**What the exercise asks**: The records should be repeated word for word, pictures excluded.

**Material**:
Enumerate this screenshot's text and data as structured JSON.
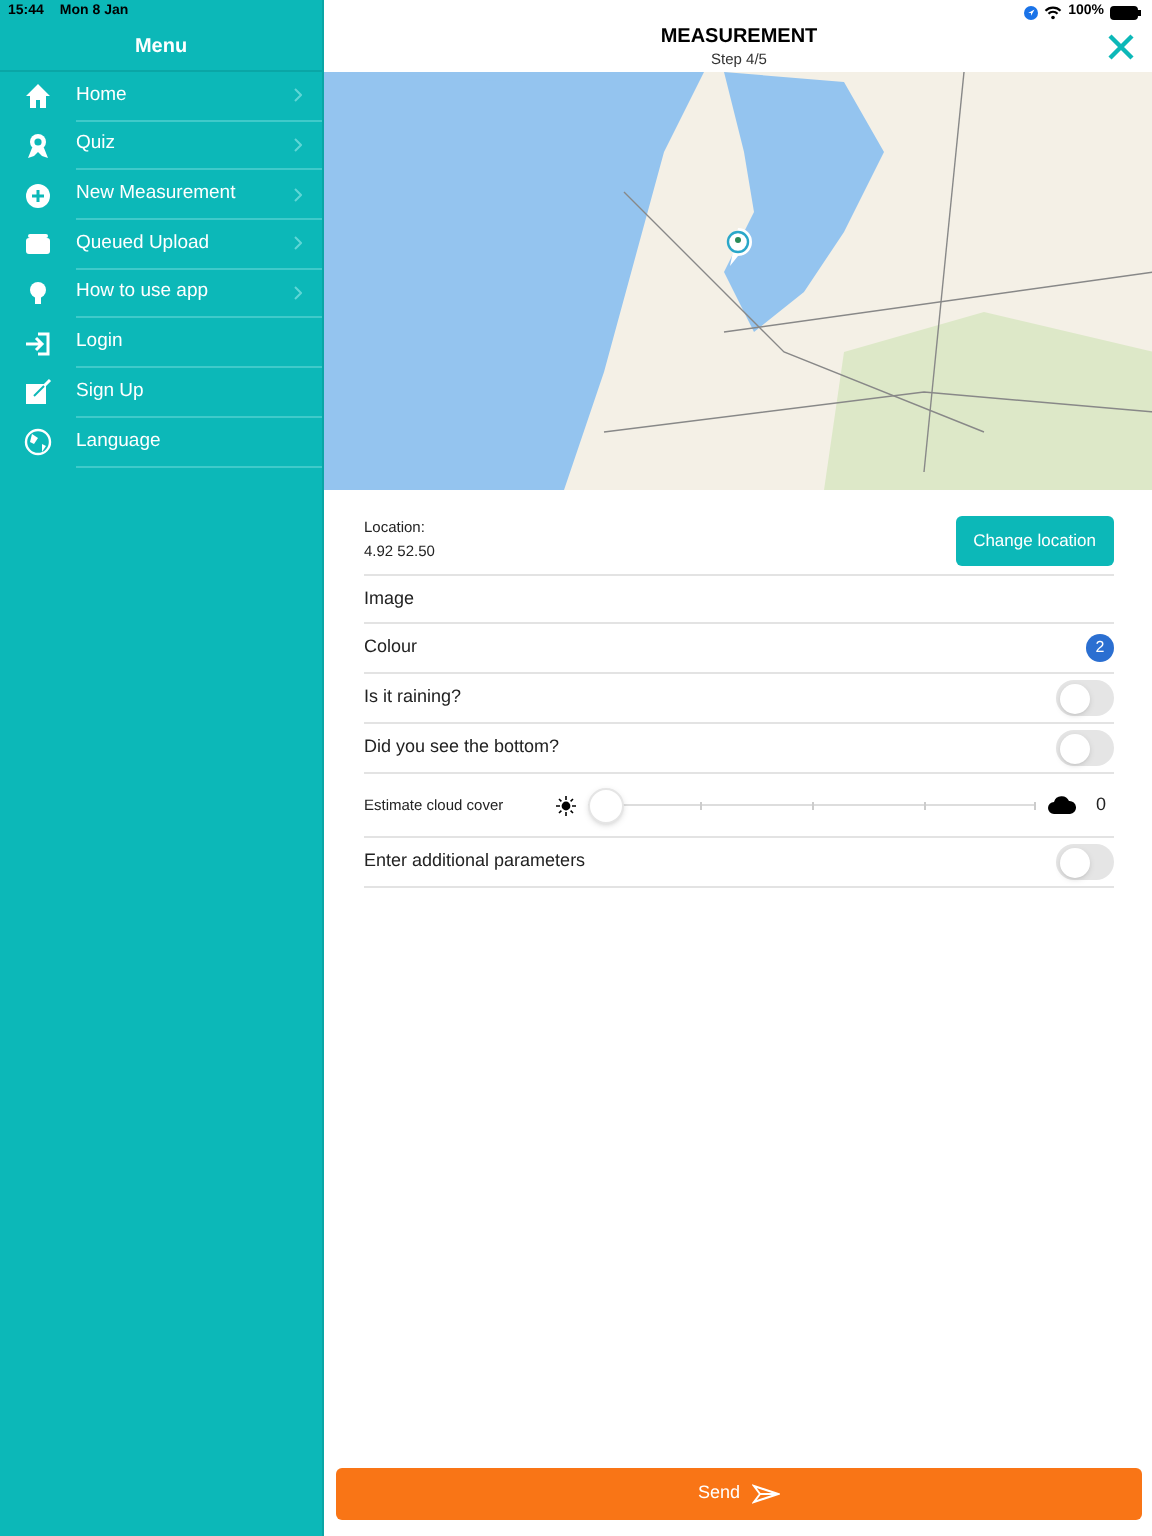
{
  "status_bar": {
    "time": "15:44",
    "date": "Mon 8 Jan",
    "battery": "100%"
  },
  "menu": {
    "title": "Menu",
    "items": [
      {
        "label": "Home",
        "has_arrow": true
      },
      {
        "label": "Quiz",
        "has_arrow": true
      },
      {
        "label": "New Measurement",
        "has_arrow": true
      },
      {
        "label": "Queued Upload",
        "has_arrow": true
      },
      {
        "label": "How to use app",
        "has_arrow": true
      },
      {
        "label": "Login",
        "has_arrow": false
      },
      {
        "label": "Sign Up",
        "has_arrow": false
      },
      {
        "label": "Language",
        "has_arrow": false
      }
    ]
  },
  "header": {
    "title": "MEASUREMENT",
    "subtitle": "Step 4/5"
  },
  "form": [
    {
      "kind": "location",
      "label": "Location:",
      "value": "4.92 52.50",
      "button": "Change location"
    },
    {
      "kind": "plain",
      "label": "Image"
    },
    {
      "kind": "badge",
      "label": "Colour",
      "badge": "2"
    },
    {
      "kind": "toggle",
      "label": "Is it raining?",
      "on": false
    },
    {
      "kind": "toggle",
      "label": "Did you see the bottom?",
      "on": false
    },
    {
      "kind": "slider",
      "label": "Estimate cloud cover",
      "level": 0,
      "reading": "0"
    },
    {
      "kind": "toggle",
      "label": "Enter additional parameters",
      "on": false
    }
  ],
  "send_button": "Send"
}
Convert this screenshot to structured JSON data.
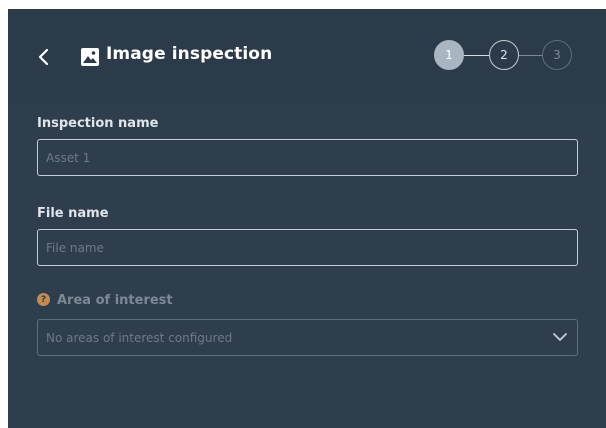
{
  "header": {
    "title": "Image inspection",
    "back_icon": "chevron-left-icon",
    "title_icon": "image-icon"
  },
  "stepper": {
    "steps": [
      {
        "label": "1",
        "state": "active"
      },
      {
        "label": "2",
        "state": "upcoming"
      },
      {
        "label": "3",
        "state": "disabled"
      }
    ]
  },
  "form": {
    "inspection_name": {
      "label": "Inspection name",
      "placeholder": "Asset 1",
      "value": ""
    },
    "file_name": {
      "label": "File name",
      "placeholder": "File name",
      "value": ""
    },
    "area_of_interest": {
      "label": "Area of interest",
      "help_icon": "help-icon",
      "selected": "No areas of interest configured",
      "disabled": true
    }
  },
  "colors": {
    "panel_bg": "#2f3e4d",
    "header_bg": "#2c3b49",
    "active_step": "#a9b5c0",
    "help_accent": "#c38a52"
  }
}
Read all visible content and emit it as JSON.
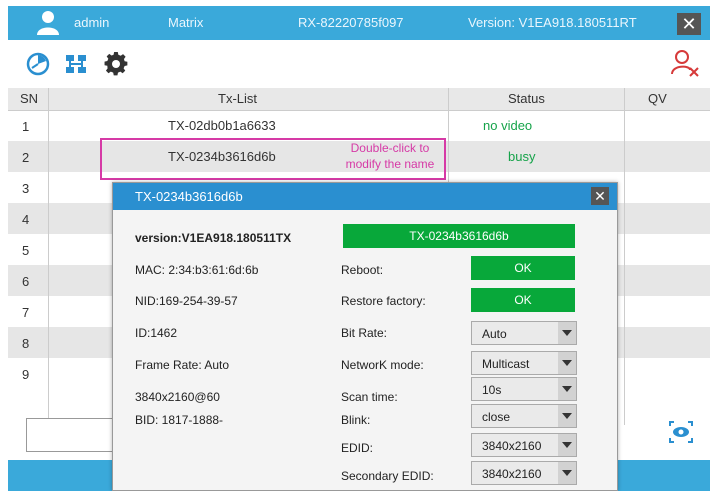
{
  "header": {
    "user": "admin",
    "product": "Matrix",
    "rx_id": "RX-82220785f097",
    "version": "Version: V1EA918.180511RT",
    "close": "✕"
  },
  "table": {
    "headers": [
      "SN",
      "Tx-List",
      "Status",
      "QV"
    ],
    "rows": [
      {
        "sn": "1",
        "tx": "TX-02db0b1a6633",
        "status": "no video"
      },
      {
        "sn": "2",
        "tx": "TX-0234b3616d6b",
        "status": "busy"
      },
      {
        "sn": "3",
        "tx": "",
        "status": ""
      },
      {
        "sn": "4",
        "tx": "",
        "status": ""
      },
      {
        "sn": "5",
        "tx": "",
        "status": ""
      },
      {
        "sn": "6",
        "tx": "",
        "status": ""
      },
      {
        "sn": "7",
        "tx": "",
        "status": ""
      },
      {
        "sn": "8",
        "tx": "",
        "status": ""
      },
      {
        "sn": "9",
        "tx": "",
        "status": ""
      }
    ]
  },
  "callout": {
    "line1": "Double-click to",
    "line2": "modify the name"
  },
  "dialog": {
    "title": "TX-0234b3616d6b",
    "close": "✕",
    "version": "version:V1EA918.180511TX",
    "name_value": "TX-0234b3616d6b",
    "mac": "MAC: 2:34:b3:61:6d:6b",
    "nid": "NID:169-254-39-57",
    "id": "ID:1462",
    "frame_rate": "Frame Rate: Auto",
    "resolution": "3840x2160@60",
    "bid": "BID: 1817-1888-",
    "reboot_label": "Reboot:",
    "reboot_btn": "OK",
    "restore_label": "Restore factory:",
    "restore_btn": "OK",
    "bitrate_label": "Bit Rate:",
    "bitrate_value": "Auto",
    "network_label": "NetworK mode:",
    "network_value": "Multicast",
    "scan_label": "Scan time:",
    "scan_value": "10s",
    "blink_label": "Blink:",
    "blink_value": "close",
    "edid_label": "EDID:",
    "edid_value": "3840x2160",
    "sec_edid_label": "Secondary EDID:",
    "sec_edid_value": "3840x2160"
  },
  "colors": {
    "topbar": "#3aa9da",
    "dialog_title": "#2a8fd0",
    "green": "#08a83a",
    "pink": "#d63aa6",
    "status_green": "#16a34a"
  }
}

**Result**:
Enumerate this screenshot's text and data as structured JSON.
{
  "status_bar": {
    "time": "15:44",
    "date": "Mon 8 Jan",
    "battery": "100%"
  },
  "menu": {
    "title": "Menu",
    "items": [
      {
        "label": "Home",
        "has_arrow": true
      },
      {
        "label": "Quiz",
        "has_arrow": true
      },
      {
        "label": "New Measurement",
        "has_arrow": true
      },
      {
        "label": "Queued Upload",
        "has_arrow": true
      },
      {
        "label": "How to use app",
        "has_arrow": true
      },
      {
        "label": "Login",
        "has_arrow": false
      },
      {
        "label": "Sign Up",
        "has_arrow": false
      },
      {
        "label": "Language",
        "has_arrow": false
      }
    ]
  },
  "header": {
    "title": "MEASUREMENT",
    "subtitle": "Step 4/5"
  },
  "form": [
    {
      "kind": "location",
      "label": "Location:",
      "value": "4.92 52.50",
      "button": "Change location"
    },
    {
      "kind": "plain",
      "label": "Image"
    },
    {
      "kind": "badge",
      "label": "Colour",
      "badge": "2"
    },
    {
      "kind": "toggle",
      "label": "Is it raining?",
      "on": false
    },
    {
      "kind": "toggle",
      "label": "Did you see the bottom?",
      "on": false
    },
    {
      "kind": "slider",
      "label": "Estimate cloud cover",
      "level": 0,
      "reading": "0"
    },
    {
      "kind": "toggle",
      "label": "Enter additional parameters",
      "on": false
    }
  ],
  "send_button": "Send"
}
Convert this screenshot to structured JSON data.
{
  "header": {
    "title": "Image inspection",
    "back_icon": "chevron-left-icon",
    "title_icon": "image-icon"
  },
  "stepper": {
    "steps": [
      {
        "label": "1",
        "state": "active"
      },
      {
        "label": "2",
        "state": "upcoming"
      },
      {
        "label": "3",
        "state": "disabled"
      }
    ]
  },
  "form": {
    "inspection_name": {
      "label": "Inspection name",
      "placeholder": "Asset 1",
      "value": ""
    },
    "file_name": {
      "label": "File name",
      "placeholder": "File name",
      "value": ""
    },
    "area_of_interest": {
      "label": "Area of interest",
      "help_icon": "help-icon",
      "selected": "No areas of interest configured",
      "disabled": true
    }
  },
  "colors": {
    "panel_bg": "#2f3e4d",
    "header_bg": "#2c3b49",
    "active_step": "#a9b5c0",
    "help_accent": "#c38a52"
  }
}
Read all visible content and emit it as JSON.
{
  "header": {
    "user": "admin",
    "product": "Matrix",
    "rx_id": "RX-82220785f097",
    "version": "Version: V1EA918.180511RT",
    "close": "✕"
  },
  "table": {
    "headers": [
      "SN",
      "Tx-List",
      "Status",
      "QV"
    ],
    "rows": [
      {
        "sn": "1",
        "tx": "TX-02db0b1a6633",
        "status": "no video"
      },
      {
        "sn": "2",
        "tx": "TX-0234b3616d6b",
        "status": "busy"
      },
      {
        "sn": "3",
        "tx": "",
        "status": ""
      },
      {
        "sn": "4",
        "tx": "",
        "status": ""
      },
      {
        "sn": "5",
        "tx": "",
        "status": ""
      },
      {
        "sn": "6",
        "tx": "",
        "status": ""
      },
      {
        "sn": "7",
        "tx": "",
        "status": ""
      },
      {
        "sn": "8",
        "tx": "",
        "status": ""
      },
      {
        "sn": "9",
        "tx": "",
        "status": ""
      }
    ]
  },
  "callout": {
    "line1": "Double-click to",
    "line2": "modify the name"
  },
  "dialog": {
    "title": "TX-0234b3616d6b",
    "close": "✕",
    "version": "version:V1EA918.180511TX",
    "name_value": "TX-0234b3616d6b",
    "mac": "MAC: 2:34:b3:61:6d:6b",
    "nid": "NID:169-254-39-57",
    "id": "ID:1462",
    "frame_rate": "Frame Rate: Auto",
    "resolution": "3840x2160@60",
    "bid": "BID: 1817-1888-",
    "reboot_label": "Reboot:",
    "reboot_btn": "OK",
    "restore_label": "Restore factory:",
    "restore_btn": "OK",
    "bitrate_label": "Bit Rate:",
    "bitrate_value": "Auto",
    "network_label": "NetworK mode:",
    "network_value": "Multicast",
    "scan_label": "Scan time:",
    "scan_value": "10s",
    "blink_label": "Blink:",
    "blink_value": "close",
    "edid_label": "EDID:",
    "edid_value": "3840x2160",
    "sec_edid_label": "Secondary EDID:",
    "sec_edid_value": "3840x2160"
  },
  "colors": {
    "topbar": "#3aa9da",
    "dialog_title": "#2a8fd0",
    "green": "#08a83a",
    "pink": "#d63aa6",
    "status_green": "#16a34a"
  }
}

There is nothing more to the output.